» Extrait du texte:
Top départ. La longue phase de concertation de la population en vue de l'aménagement de la place des Cordeliers, enjeu crucial en ce qu'il symbolise l'avenir du commerce et de la vie à Auxerre au coeur de la cité, est lancée.

Réuni dans le temple de la République salle des délibérations de l'Hôtel de ville, le conseil municipal s'est prononcé en silence.

Le grand prêtre Guy Férez a énoncé dans un long monologue les modalités du processus et défini le calendrier qui courera jusqu'au deuxième semestre de l'an 2019, soit à une encâblure des élections municipales de mars 2020.

Les édiles ont écouté dans un silence religieux les paroles du maire, encensées par l'enfant de choeur qui sert à droite, Guillaume Larrivé, chef de file de l'opposition. Le seul à prendre la parole, un murmure de douceur scellant une forme d'union sacrée.

» Consigne 1:
Reproduisez mot pour mot tout ce qui va de « Top départ. La » jusqu'à « prononcé en silence. » dans l'article sur la place des Cordeliers.
» Consigne 2:
Répondez aux questions suivantes d'après l'article sur la place des Cordeliers.
(a) Dans quelle salle de l'Hôtel de ville le conseil municipal s'est-il réuni ?
(b) Jusqu'à quelle période court le calendrier défini par Guy Férez ?
(c) Qui est le chef de file de l'opposition ?
» Consigne 3:
Prolongez l'article sur l'aménagement de la place des Cordeliers à la suite de sa dernière phrase.

» Liste des lignes:
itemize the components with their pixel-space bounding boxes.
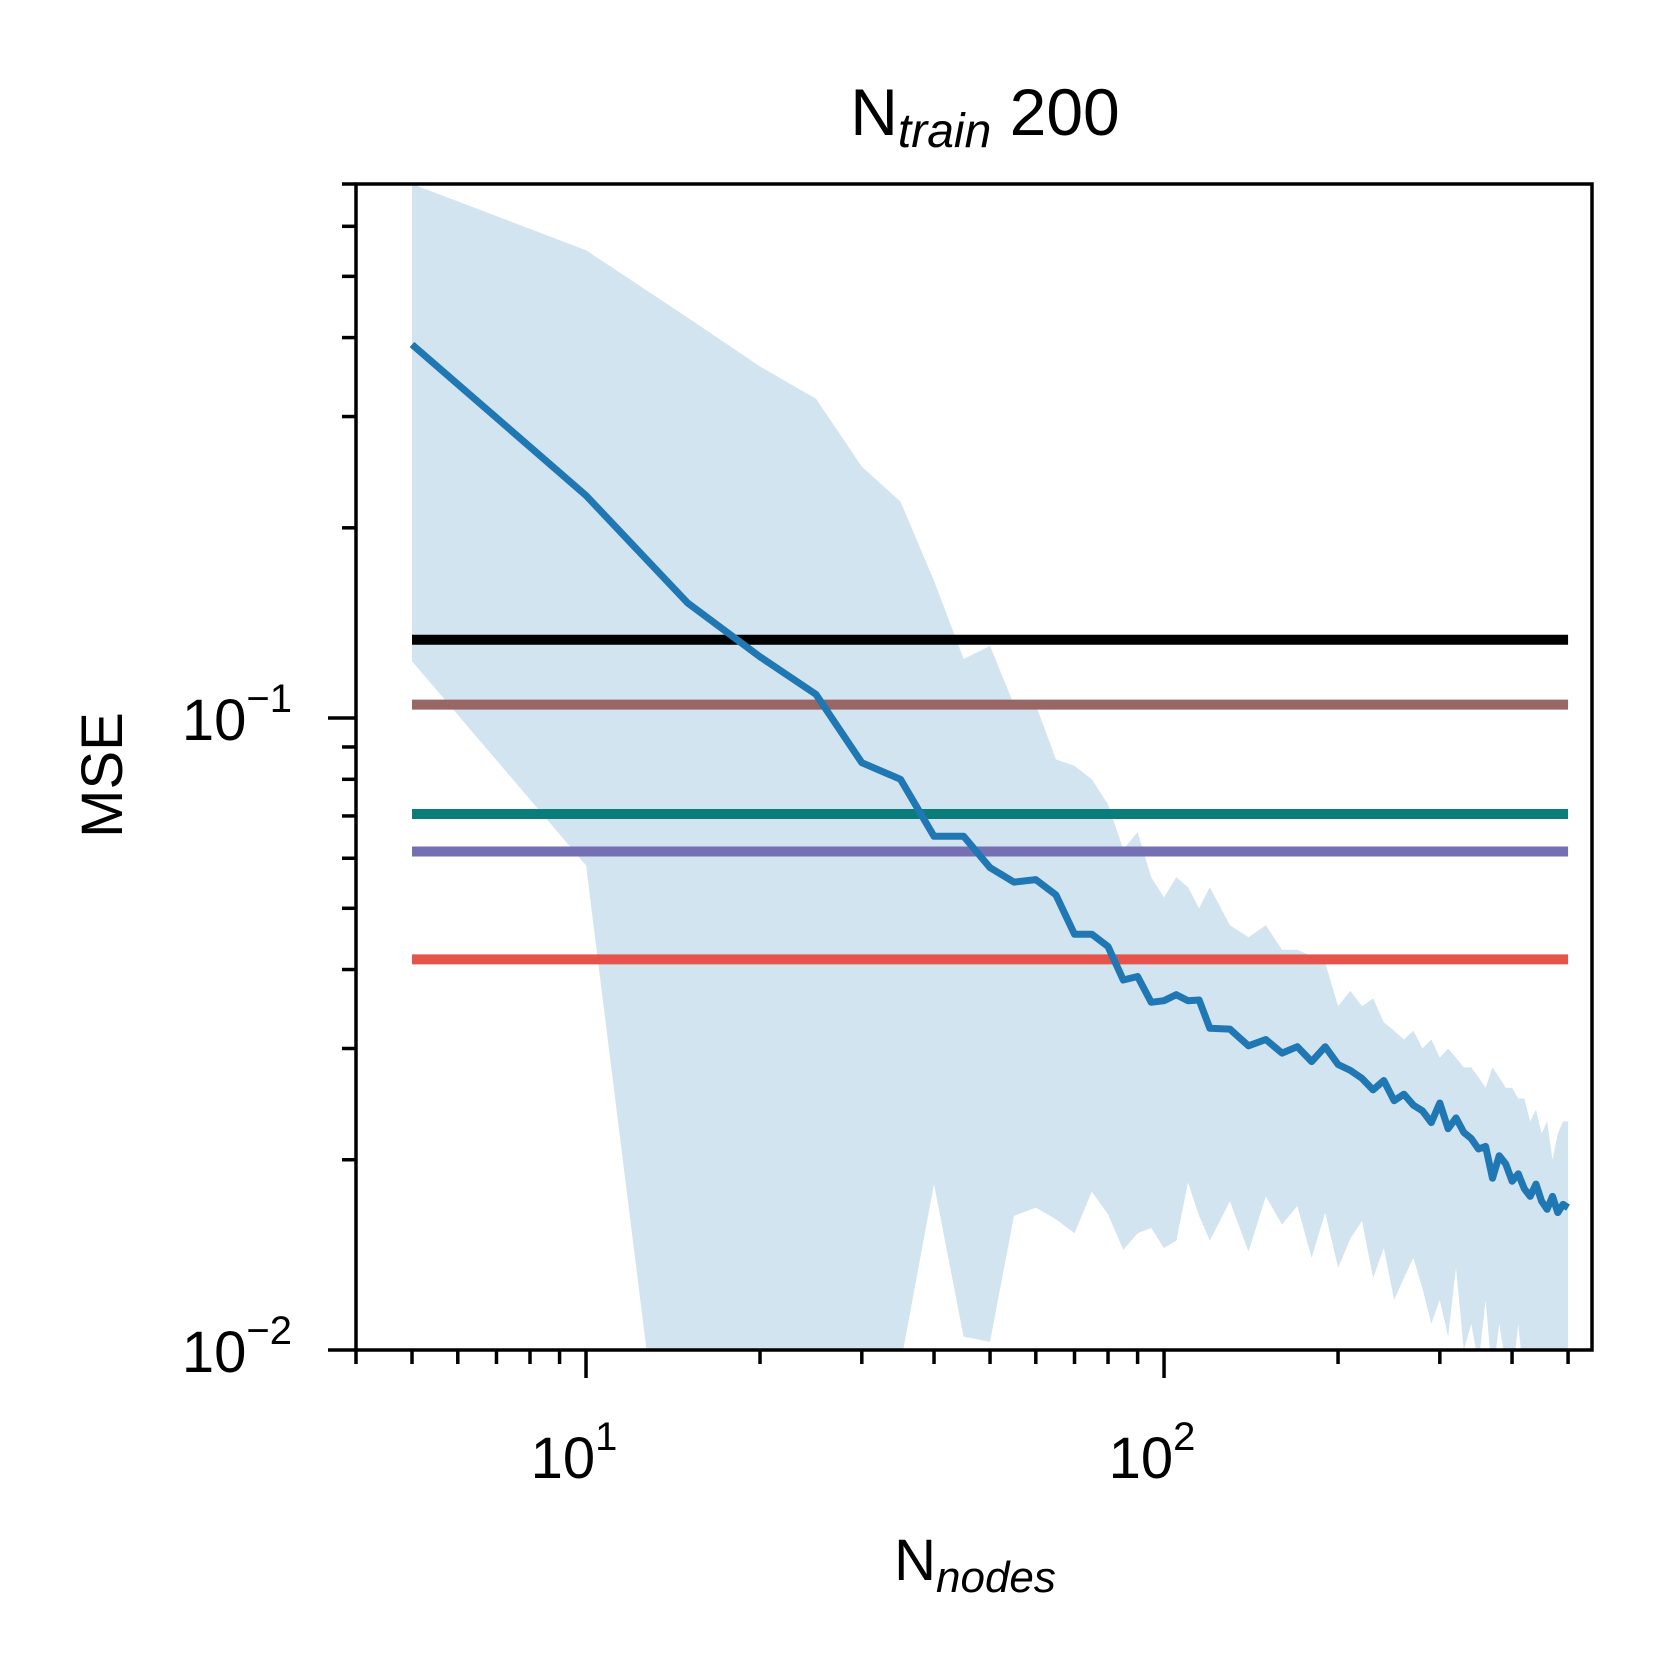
x-axis-ticks: 101 102 [354,1350,1570,1491]
y-tick-label-1: 10−2 [182,1309,292,1385]
chart-title-base: N [850,75,898,149]
y-axis-label: MSE [70,712,135,838]
x-axis-label-base: N [894,1528,936,1593]
x-tick-label-0: 101 [531,1415,618,1491]
series-0-band [412,184,1569,1350]
chart-title-rest: 200 [991,75,1119,149]
y-tick-label-0: 10−1 [182,677,292,753]
series-0-line [409,341,1570,1217]
x-axis-label-sub: nodes [936,1553,1056,1602]
chart-title-sub: train [898,105,991,158]
plot-frame [354,182,1594,1352]
plot-clip-group [409,184,1570,1350]
plot-area [354,182,1594,1352]
chart-title: Ntrain 200 [850,75,1120,158]
x-axis-label: Nnodes [894,1528,1056,1602]
y-axis-ticks: 10−1 10−2 [182,182,356,1385]
x-tick-label-1: 102 [1109,1415,1196,1491]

» Corrigé 1:
Top départ. La longue phase de concertation de la population en vue de l'aménagement de la place des Cordeliers, enjeu crucial en ce qu'il symbolise l'avenir du commerce et de la vie à Auxerre au coeur de la cité, est lancée.

Réuni dans le temple de la République salle des délibérations de l'Hôtel de ville, le conseil municipal s'est prononcé en silence.

» Corrigé 2:
(a) Dans la salle des délibérations.
(b) Jusqu'au deuxième semestre de l'an 2019.
(c) Guillaume Larrivé.

» Corrigé 3:
Les autres ? Pourquoi auraient-ils pris la parole dès lors que la concertation désirée par le maire concerne avant tout les habitants et élus des quartiers entourés d'experts qui ne manquent pas . Guy Férez exlique qu'il ne veut pas que le débat soit pollué et que les habitants puissent s'exprimer en toute liberté. En somme, leur tour viendra, mais après, plus tard, dans le timing du calendrier. Les élus de la cité ne perdent rien pour attendre et sans doute, le moment venu, sauront-ils faire entendre leur voix et rappeler qu'ils sont aussi les élus du suffrage universel, fût-ce sur un scrutin de liste derrière un prélat ou un vénérable.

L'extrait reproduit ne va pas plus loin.